Exercise details: Gather, from the listing beneath this task, every line holding the string "waggon".

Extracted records

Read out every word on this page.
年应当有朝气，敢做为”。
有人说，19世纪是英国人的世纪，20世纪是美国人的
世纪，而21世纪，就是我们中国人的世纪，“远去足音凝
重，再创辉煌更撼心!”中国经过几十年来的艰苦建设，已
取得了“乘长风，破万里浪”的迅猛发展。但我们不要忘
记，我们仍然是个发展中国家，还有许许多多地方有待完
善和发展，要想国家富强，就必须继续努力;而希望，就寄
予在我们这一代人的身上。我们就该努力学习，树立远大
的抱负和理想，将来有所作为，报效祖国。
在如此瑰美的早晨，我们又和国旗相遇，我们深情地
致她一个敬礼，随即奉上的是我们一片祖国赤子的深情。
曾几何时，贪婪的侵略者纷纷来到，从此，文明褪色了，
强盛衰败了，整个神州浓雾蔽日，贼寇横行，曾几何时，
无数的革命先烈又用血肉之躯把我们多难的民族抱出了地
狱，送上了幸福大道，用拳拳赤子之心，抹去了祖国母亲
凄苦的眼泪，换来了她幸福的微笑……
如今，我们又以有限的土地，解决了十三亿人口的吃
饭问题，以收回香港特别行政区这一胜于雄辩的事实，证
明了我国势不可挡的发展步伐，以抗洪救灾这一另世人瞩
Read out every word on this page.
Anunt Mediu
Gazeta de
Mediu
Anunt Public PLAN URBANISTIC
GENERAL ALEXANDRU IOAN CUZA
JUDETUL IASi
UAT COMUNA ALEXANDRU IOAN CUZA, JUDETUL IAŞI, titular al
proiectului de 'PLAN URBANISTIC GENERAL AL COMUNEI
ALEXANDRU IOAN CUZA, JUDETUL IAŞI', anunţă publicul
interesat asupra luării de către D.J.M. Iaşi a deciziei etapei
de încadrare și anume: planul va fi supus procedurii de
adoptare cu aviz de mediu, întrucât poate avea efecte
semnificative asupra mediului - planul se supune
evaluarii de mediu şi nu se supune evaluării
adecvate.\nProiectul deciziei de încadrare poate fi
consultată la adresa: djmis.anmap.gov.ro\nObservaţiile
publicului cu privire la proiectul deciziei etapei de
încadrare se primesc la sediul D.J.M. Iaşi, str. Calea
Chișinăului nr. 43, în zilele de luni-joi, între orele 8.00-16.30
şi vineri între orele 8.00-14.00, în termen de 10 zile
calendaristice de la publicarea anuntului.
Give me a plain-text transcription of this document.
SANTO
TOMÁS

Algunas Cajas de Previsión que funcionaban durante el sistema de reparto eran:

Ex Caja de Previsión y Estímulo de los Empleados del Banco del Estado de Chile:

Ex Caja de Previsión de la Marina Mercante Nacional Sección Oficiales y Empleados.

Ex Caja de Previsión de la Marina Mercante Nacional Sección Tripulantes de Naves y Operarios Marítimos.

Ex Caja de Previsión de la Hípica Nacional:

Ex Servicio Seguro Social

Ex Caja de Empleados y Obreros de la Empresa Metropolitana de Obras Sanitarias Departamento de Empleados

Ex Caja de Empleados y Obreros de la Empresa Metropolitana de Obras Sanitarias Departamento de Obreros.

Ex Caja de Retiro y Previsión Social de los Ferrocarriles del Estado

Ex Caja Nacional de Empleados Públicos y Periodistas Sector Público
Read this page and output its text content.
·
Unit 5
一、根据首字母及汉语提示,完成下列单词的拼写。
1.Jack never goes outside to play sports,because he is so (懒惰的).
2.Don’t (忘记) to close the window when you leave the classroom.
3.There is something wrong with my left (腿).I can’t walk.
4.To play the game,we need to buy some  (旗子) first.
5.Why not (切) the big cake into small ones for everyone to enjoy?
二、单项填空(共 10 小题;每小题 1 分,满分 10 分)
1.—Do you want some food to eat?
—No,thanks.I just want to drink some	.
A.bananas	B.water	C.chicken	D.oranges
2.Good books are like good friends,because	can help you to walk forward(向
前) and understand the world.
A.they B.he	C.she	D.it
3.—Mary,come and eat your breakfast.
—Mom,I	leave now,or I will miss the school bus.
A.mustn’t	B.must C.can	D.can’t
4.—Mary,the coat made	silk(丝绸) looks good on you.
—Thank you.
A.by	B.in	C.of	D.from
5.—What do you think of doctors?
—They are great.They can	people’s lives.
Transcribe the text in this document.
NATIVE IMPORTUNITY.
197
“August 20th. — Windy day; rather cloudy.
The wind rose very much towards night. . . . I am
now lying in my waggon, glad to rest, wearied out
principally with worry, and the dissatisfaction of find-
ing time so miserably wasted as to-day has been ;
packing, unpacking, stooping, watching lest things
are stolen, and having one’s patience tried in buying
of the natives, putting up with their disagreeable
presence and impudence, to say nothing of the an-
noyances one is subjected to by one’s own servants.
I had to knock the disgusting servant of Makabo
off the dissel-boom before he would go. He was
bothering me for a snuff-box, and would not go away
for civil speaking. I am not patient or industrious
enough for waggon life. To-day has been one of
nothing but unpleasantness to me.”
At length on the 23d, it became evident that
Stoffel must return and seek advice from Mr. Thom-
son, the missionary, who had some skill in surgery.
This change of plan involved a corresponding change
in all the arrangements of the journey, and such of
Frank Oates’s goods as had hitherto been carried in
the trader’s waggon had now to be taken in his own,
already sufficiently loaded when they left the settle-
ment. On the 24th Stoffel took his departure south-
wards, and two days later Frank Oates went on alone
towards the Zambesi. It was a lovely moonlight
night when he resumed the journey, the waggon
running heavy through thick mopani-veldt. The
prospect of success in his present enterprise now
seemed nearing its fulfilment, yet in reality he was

Final answer:
now lying in my waggon, glad to rest, wearied out
enough for waggon life. To-day has been one of
the trader’s waggon had now to be taken in his own,
night when he resumed the journey, the waggon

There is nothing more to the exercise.